** Your tasks **
(1) Using the passage on Vancouver real estate, explain in one to three sentences why a buyer from China could offer 10% to 15% more for a Vancouver property without it costing them more in their own currency.
(2) Copy out the passage on Vancouver real estate word for word, starting at "Below shows how" and ending at "January of 2016.".

A question I am faced with daily.

 

This I know.  Real estate in the Vancouver (and surrounding area) have been deeply affected by foreign buyers, (mainly from China) with an abundance of wealth looking to enjoy a clean, safe haven to live in or at least visit regularly. Add to these homebuyers, those that seek to take advantage of the demand to buy a finite number of detached homes to hold and ride the rising prices and sell off for huge profits. 

 

I could see the increase in demand and resulting price increases when I saw the value of the Canadian dollar fall against the US dollar.  With the currency in China tied closely to the American currency, the Canadian devaluation meant Canadian real estate fell in value next to the Yuan Renminbi.  In other words, real estate in Canada went on sale.  A buyer from China found they got a pile of more Canadian dollars in exchange for their Chinese Yuan Renminbi.  The buyer from China could offer 10% to 15% more to buy real estate in Vancouver and not cost them a cent more in their currency. 

 

Below shows how many Canadian dollars obtained per 1 Yuan Renminbi. The buying power of home buyers from China increased dramatically and peaked in January of 2016.

** Extracted records **
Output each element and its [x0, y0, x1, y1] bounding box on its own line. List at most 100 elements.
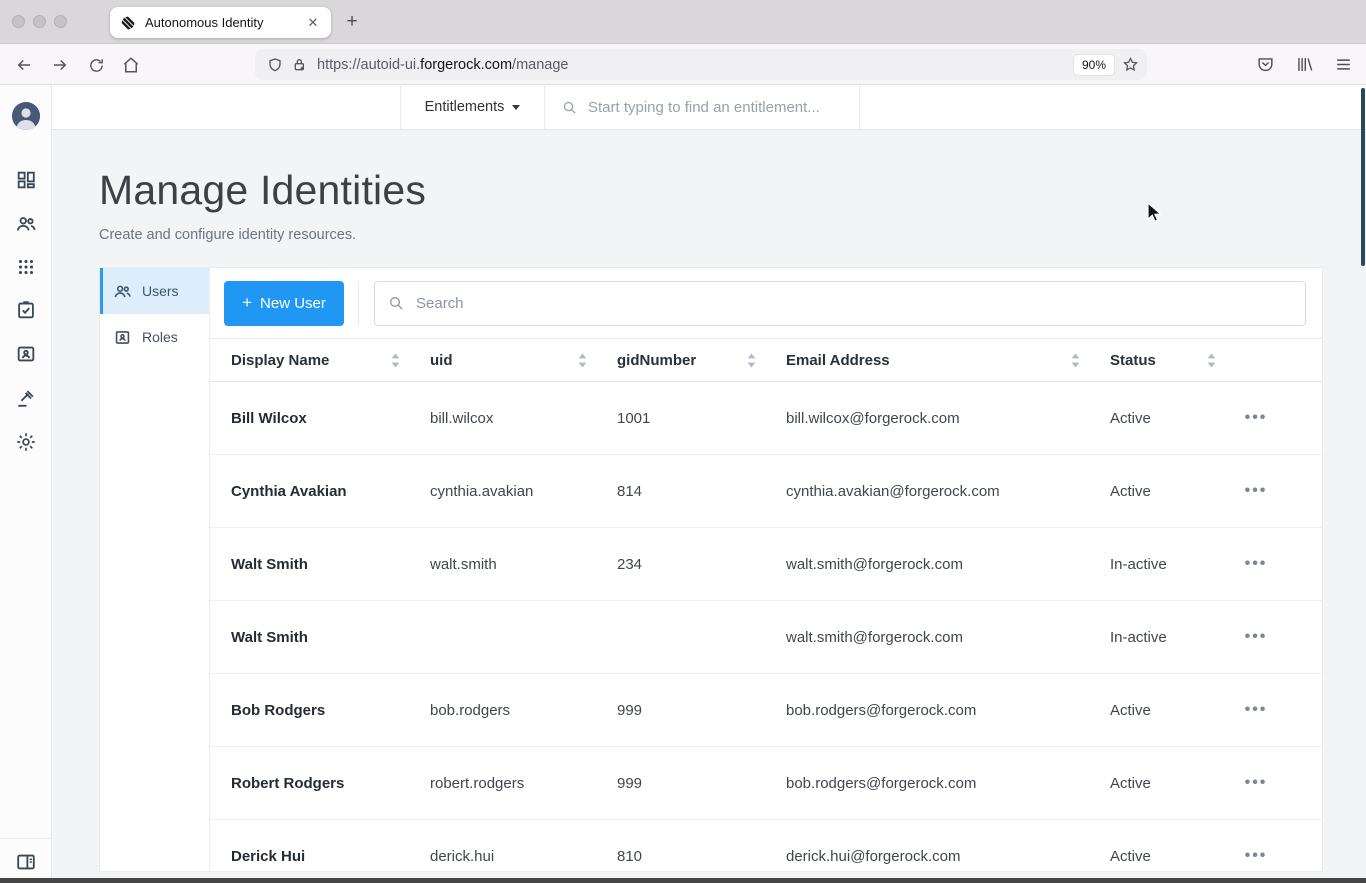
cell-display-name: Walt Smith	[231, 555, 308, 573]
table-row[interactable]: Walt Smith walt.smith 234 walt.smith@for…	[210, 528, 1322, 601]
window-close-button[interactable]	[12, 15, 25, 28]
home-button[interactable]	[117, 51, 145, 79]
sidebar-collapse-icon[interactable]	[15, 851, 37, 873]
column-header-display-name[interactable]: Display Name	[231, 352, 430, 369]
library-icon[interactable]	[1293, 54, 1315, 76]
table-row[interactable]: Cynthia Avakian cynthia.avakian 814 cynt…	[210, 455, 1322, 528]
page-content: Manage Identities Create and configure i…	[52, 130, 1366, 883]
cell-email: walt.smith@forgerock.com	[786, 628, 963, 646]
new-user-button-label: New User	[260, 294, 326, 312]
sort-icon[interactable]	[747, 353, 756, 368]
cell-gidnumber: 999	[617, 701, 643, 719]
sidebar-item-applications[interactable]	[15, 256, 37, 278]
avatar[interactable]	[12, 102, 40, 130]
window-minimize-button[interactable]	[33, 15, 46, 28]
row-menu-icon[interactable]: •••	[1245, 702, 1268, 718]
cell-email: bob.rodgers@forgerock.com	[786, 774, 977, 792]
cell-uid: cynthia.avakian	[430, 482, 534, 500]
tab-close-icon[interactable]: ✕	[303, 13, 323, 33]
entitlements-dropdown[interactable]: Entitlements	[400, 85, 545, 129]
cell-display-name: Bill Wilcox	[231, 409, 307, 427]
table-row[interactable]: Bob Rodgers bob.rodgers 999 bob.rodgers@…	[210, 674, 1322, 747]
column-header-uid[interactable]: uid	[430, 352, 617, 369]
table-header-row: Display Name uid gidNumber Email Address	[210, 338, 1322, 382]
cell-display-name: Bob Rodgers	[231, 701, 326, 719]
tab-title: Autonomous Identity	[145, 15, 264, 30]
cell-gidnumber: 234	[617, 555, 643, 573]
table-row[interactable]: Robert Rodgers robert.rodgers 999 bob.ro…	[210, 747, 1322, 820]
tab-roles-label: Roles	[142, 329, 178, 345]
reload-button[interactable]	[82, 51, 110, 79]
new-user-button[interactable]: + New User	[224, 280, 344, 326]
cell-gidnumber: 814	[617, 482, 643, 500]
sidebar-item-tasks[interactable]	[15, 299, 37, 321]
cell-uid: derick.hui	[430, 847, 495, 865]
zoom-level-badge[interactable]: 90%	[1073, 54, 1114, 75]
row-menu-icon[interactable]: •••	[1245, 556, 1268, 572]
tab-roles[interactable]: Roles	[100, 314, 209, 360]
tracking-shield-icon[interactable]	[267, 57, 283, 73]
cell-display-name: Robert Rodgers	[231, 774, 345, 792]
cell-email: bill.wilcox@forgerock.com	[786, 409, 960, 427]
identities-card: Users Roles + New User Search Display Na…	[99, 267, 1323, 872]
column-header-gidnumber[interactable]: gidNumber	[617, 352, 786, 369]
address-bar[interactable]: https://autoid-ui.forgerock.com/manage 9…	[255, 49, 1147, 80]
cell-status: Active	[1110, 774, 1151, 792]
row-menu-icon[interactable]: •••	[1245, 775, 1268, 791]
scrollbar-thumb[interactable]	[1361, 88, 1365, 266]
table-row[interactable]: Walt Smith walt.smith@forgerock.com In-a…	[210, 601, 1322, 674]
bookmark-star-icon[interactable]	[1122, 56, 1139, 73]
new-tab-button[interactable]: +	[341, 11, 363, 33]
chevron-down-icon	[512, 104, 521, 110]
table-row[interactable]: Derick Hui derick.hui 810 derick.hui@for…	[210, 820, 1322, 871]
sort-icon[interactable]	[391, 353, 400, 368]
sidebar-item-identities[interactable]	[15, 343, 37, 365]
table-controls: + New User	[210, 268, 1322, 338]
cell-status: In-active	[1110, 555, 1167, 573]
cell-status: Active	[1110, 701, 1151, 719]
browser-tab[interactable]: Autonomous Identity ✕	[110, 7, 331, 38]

** The replies **
(1) The Canadian dollar fell against the US dollar, and China's currency is tied closely to the American one, so Canadian real estate fell in value next to the Yuan Renminbi. A buyer from China got many more Canadian dollars for their Yuan Renminbi, so a higher offer in Canadian dollars cost them no more in their own currency.

(2)
Below shows how many Canadian dollars obtained per 1 Yuan Renminbi. The buying power of home buyers from China increased dramatically and peaked in January of 2016.